#### Directive:
Lines containing the word "that" should be extracted in full.

#### Record set:
————————

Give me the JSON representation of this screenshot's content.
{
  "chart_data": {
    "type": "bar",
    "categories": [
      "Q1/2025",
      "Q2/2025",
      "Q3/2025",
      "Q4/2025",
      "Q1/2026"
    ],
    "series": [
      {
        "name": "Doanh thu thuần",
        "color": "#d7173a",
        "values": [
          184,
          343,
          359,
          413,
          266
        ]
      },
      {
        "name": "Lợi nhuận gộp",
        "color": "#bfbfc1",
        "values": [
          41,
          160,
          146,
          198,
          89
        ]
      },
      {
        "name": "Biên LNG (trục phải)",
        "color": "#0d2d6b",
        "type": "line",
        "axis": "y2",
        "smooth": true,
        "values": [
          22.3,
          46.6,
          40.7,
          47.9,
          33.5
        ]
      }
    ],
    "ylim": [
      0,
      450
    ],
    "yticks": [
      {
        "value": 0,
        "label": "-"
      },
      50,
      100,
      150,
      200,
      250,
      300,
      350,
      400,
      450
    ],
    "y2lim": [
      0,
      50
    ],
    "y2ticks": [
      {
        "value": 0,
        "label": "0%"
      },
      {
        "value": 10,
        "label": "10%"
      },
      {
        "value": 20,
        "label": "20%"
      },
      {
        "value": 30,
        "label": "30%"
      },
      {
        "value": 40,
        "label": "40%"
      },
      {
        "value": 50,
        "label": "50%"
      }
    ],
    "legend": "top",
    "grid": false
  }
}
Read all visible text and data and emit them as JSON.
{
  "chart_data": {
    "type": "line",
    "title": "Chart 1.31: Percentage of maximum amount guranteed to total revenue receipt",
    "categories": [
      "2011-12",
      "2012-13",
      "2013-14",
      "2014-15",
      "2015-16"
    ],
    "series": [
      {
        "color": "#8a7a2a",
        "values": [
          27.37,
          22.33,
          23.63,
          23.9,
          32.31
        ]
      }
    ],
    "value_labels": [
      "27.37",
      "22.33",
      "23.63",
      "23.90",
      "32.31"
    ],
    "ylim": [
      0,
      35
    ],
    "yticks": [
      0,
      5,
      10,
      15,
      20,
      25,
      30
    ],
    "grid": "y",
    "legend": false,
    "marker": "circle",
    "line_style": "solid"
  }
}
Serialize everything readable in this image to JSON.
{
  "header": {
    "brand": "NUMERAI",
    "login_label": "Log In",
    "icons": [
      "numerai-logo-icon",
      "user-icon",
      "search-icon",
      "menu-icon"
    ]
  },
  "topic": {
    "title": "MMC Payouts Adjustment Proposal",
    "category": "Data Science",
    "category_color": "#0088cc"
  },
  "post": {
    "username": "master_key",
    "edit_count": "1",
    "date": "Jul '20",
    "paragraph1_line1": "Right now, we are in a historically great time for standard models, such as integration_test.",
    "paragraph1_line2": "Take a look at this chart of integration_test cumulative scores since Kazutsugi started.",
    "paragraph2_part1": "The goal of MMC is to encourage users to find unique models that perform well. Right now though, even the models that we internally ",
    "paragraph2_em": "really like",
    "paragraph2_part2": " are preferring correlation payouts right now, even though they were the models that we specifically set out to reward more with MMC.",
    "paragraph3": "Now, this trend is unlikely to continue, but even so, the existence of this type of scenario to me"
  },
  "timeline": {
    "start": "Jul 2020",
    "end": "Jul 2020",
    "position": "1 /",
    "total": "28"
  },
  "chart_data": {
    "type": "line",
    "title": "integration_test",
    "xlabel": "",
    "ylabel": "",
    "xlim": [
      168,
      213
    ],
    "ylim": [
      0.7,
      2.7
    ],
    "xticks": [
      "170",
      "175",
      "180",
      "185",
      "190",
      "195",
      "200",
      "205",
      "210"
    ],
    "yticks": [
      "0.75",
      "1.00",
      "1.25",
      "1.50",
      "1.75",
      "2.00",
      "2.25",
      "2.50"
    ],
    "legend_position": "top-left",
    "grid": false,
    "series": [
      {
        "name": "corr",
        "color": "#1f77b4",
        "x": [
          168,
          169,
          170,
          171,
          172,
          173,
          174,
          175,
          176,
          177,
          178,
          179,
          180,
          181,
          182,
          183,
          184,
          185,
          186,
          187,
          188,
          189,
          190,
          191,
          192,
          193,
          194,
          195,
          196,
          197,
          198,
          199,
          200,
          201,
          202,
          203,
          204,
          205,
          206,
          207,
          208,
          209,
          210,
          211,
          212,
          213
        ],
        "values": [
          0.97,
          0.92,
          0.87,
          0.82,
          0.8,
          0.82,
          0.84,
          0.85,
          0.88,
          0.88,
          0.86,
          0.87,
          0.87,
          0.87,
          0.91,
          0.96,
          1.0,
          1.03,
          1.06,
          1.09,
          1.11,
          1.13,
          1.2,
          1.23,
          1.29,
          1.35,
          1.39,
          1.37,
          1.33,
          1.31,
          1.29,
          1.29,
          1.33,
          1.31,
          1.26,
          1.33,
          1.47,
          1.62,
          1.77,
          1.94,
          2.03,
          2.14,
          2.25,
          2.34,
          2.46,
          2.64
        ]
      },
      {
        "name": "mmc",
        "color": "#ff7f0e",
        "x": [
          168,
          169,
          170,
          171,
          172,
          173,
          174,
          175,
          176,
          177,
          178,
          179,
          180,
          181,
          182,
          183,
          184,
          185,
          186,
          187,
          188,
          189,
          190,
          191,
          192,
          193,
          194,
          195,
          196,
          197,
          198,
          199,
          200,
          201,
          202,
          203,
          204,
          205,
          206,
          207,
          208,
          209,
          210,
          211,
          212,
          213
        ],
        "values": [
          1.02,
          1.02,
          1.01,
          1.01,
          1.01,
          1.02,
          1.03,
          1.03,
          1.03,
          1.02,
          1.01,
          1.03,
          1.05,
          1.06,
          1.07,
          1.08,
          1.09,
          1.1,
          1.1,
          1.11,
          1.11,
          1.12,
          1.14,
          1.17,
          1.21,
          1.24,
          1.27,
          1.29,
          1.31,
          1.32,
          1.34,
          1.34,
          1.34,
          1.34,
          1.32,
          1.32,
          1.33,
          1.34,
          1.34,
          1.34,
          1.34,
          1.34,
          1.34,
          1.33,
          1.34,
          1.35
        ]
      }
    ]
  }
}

————————

#### Response below:
    "paragraph2_part1": "The goal of MMC is to encourage users to find unique models that perform well. Right now though, even the models that we internally ",
    "paragraph2_part2": " are preferring correlation payouts right now, even though they were the models that we specifically set out to reward more with MMC.",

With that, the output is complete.